(Requirement):
Below is a set of records; restate each one word for word.
★ ★ ★ ★
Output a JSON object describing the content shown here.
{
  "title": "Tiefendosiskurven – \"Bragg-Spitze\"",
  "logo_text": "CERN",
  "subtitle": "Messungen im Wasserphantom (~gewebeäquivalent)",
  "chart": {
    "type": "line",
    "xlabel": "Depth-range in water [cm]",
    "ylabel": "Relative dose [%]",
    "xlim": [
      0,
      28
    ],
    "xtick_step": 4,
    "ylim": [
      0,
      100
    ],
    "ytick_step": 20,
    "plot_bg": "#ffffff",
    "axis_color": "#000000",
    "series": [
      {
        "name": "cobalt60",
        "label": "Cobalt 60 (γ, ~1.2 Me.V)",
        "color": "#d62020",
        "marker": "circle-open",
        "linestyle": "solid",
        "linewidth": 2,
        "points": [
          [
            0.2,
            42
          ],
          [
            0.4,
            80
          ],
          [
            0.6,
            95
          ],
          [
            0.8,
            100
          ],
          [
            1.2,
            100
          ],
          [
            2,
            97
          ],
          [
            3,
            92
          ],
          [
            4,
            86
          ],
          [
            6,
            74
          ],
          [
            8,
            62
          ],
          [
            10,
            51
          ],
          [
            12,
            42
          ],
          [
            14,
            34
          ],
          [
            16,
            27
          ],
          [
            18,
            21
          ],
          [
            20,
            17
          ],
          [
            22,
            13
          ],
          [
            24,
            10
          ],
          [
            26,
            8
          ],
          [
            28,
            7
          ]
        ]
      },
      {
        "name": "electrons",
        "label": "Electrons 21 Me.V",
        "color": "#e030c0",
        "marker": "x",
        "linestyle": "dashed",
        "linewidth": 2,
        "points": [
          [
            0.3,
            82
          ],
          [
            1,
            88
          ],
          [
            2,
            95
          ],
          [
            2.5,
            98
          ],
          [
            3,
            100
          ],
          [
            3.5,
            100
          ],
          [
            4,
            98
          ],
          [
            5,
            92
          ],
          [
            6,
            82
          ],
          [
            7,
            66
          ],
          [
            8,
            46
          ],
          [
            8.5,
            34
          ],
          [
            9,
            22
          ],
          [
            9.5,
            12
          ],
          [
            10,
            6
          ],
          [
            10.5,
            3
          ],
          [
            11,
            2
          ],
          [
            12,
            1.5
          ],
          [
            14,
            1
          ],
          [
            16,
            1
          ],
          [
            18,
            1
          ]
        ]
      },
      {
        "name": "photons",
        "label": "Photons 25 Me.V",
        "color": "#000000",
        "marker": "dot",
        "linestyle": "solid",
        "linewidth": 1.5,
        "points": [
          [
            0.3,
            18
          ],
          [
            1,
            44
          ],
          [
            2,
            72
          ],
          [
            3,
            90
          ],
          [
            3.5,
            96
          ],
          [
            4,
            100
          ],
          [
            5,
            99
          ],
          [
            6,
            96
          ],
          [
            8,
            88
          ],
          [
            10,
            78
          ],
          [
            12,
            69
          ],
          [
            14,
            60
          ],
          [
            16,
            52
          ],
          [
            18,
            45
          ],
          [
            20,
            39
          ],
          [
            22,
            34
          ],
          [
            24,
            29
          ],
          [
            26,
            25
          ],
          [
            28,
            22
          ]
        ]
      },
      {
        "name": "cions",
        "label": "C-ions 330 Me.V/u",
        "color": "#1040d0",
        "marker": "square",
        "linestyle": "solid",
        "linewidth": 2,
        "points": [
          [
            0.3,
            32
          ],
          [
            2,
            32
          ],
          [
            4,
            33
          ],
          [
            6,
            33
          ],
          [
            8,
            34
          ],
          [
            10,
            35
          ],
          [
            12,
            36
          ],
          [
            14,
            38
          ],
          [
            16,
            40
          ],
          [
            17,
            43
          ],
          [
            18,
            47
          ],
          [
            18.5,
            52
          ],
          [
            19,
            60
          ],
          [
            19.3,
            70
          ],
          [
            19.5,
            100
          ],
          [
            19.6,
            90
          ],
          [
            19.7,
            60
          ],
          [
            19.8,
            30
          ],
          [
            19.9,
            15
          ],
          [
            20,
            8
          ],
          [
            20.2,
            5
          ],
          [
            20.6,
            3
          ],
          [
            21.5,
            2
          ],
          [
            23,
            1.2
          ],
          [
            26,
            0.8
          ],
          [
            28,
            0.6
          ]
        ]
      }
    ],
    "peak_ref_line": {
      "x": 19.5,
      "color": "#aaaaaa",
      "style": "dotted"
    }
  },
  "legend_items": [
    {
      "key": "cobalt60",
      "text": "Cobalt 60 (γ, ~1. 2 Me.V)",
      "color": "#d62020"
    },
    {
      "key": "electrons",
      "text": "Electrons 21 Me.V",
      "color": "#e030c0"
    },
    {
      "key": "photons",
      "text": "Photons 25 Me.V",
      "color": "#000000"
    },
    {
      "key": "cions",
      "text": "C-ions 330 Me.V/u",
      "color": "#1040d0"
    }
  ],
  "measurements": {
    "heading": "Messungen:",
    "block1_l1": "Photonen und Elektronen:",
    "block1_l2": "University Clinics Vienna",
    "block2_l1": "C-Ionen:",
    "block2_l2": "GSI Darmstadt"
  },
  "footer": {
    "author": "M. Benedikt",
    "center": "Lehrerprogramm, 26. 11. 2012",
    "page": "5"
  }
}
★ ★ ★ ★
(Problem solution):
Output a JSON object describing the content shown here.
{
  "title": "Tiefendosiskurven – \"Bragg-Spitze\"",
  "logo_text": "CERN",
  "subtitle": "Messungen im Wasserphantom (~gewebeäquivalent)",
  "chart": {
    "type": "line",
    "xlabel": "Depth-range in water [cm]",
    "ylabel": "Relative dose [%]",
    "xlim": [
      0,
      28
    ],
    "xtick_step": 4,
    "ylim": [
      0,
      100
    ],
    "ytick_step": 20,
    "plot_bg": "#ffffff",
    "axis_color": "#000000",
    "series": [
      {
        "name": "cobalt60",
        "label": "Cobalt 60 (γ, ~1.2 Me.V)",
        "color": "#d62020",
        "marker": "circle-open",
        "linestyle": "solid",
        "linewidth": 2,
        "points": [
          [
            0.2,
            42
          ],
          [
            0.4,
            80
          ],
          [
            0.6,
            95
          ],
          [
            0.8,
            100
          ],
          [
            1.2,
            100
          ],
          [
            2,
            97
          ],
          [
            3,
            92
          ],
          [
            4,
            86
          ],
          [
            6,
            74
          ],
          [
            8,
            62
          ],
          [
            10,
            51
          ],
          [
            12,
            42
          ],
          [
            14,
            34
          ],
          [
            16,
            27
          ],
          [
            18,
            21
          ],
          [
            20,
            17
          ],
          [
            22,
            13
          ],
          [
            24,
            10
          ],
          [
            26,
            8
          ],
          [
            28,
            7
          ]
        ]
      },
      {
        "name": "electrons",
        "label": "Electrons 21 Me.V",
        "color": "#e030c0",
        "marker": "x",
        "linestyle": "dashed",
        "linewidth": 2,
        "points": [
          [
            0.3,
            82
          ],
          [
            1,
            88
          ],
          [
            2,
            95
          ],
          [
            2.5,
            98
          ],
          [
            3,
            100
          ],
          [
            3.5,
            100
          ],
          [
            4,
            98
          ],
          [
            5,
            92
          ],
          [
            6,
            82
          ],
          [
            7,
            66
          ],
          [
            8,
            46
          ],
          [
            8.5,
            34
          ],
          [
            9,
            22
          ],
          [
            9.5,
            12
          ],
          [
            10,
            6
          ],
          [
            10.5,
            3
          ],
          [
            11,
            2
          ],
          [
            12,
            1.5
          ],
          [
            14,
            1
          ],
          [
            16,
            1
          ],
          [
            18,
            1
          ]
        ]
      },
      {
        "name": "photons",
        "label": "Photons 25 Me.V",
        "color": "#000000",
        "marker": "dot",
        "linestyle": "solid",
        "linewidth": 1.5,
        "points": [
          [
            0.3,
            18
          ],
          [
            1,
            44
          ],
          [
            2,
            72
          ],
          [
            3,
            90
          ],
          [
            3.5,
            96
          ],
          [
            4,
            100
          ],
          [
            5,
            99
          ],
          [
            6,
            96
          ],
          [
            8,
            88
          ],
          [
            10,
            78
          ],
          [
            12,
            69
          ],
          [
            14,
            60
          ],
          [
            16,
            52
          ],
          [
            18,
            45
          ],
          [
            20,
            39
          ],
          [
            22,
            34
          ],
          [
            24,
            29
          ],
          [
            26,
            25
          ],
          [
            28,
            22
          ]
        ]
      },
      {
        "name": "cions",
        "label": "C-ions 330 Me.V/u",
        "color": "#1040d0",
        "marker": "square",
        "linestyle": "solid",
        "linewidth": 2,
        "points": [
          [
            0.3,
            32
          ],
          [
            2,
            32
          ],
          [
            4,
            33
          ],
          [
            6,
            33
          ],
          [
            8,
            34
          ],
          [
            10,
            35
          ],
          [
            12,
            36
          ],
          [
            14,
            38
          ],
          [
            16,
            40
          ],
          [
            17,
            43
          ],
          [
            18,
            47
          ],
          [
            18.5,
            52
          ],
          [
            19,
            60
          ],
          [
            19.3,
            70
          ],
          [
            19.5,
            100
          ],
          [
            19.6,
            90
          ],
          [
            19.7,
            60
          ],
          [
            19.8,
            30
          ],
          [
            19.9,
            15
          ],
          [
            20,
            8
          ],
          [
            20.2,
            5
          ],
          [
            20.6,
            3
          ],
          [
            21.5,
            2
          ],
          [
            23,
            1.2
          ],
          [
            26,
            0.8
          ],
          [
            28,
            0.6
          ]
        ]
      }
    ],
    "peak_ref_line": {
      "x": 19.5,
      "color": "#aaaaaa",
      "style": "dotted"
    }
  },
  "legend_items": [
    {
      "key": "cobalt60",
      "text": "Cobalt 60 (γ, ~1. 2 Me.V)",
      "color": "#d62020"
    },
    {
      "key": "electrons",
      "text": "Electrons 21 Me.V",
      "color": "#e030c0"
    },
    {
      "key": "photons",
      "text": "Photons 25 Me.V",
      "color": "#000000"
    },
    {
      "key": "cions",
      "text": "C-ions 330 Me.V/u",
      "color": "#1040d0"
    }
  ],
  "measurements": {
    "heading": "Messungen:",
    "block1_l1": "Photonen und Elektronen:",
    "block1_l2": "University Clinics Vienna",
    "block2_l1": "C-Ionen:",
    "block2_l2": "GSI Darmstadt"
  },
  "footer": {
    "author": "M. Benedikt",
    "center": "Lehrerprogramm, 26. 11. 2012",
    "page": "5"
  }
}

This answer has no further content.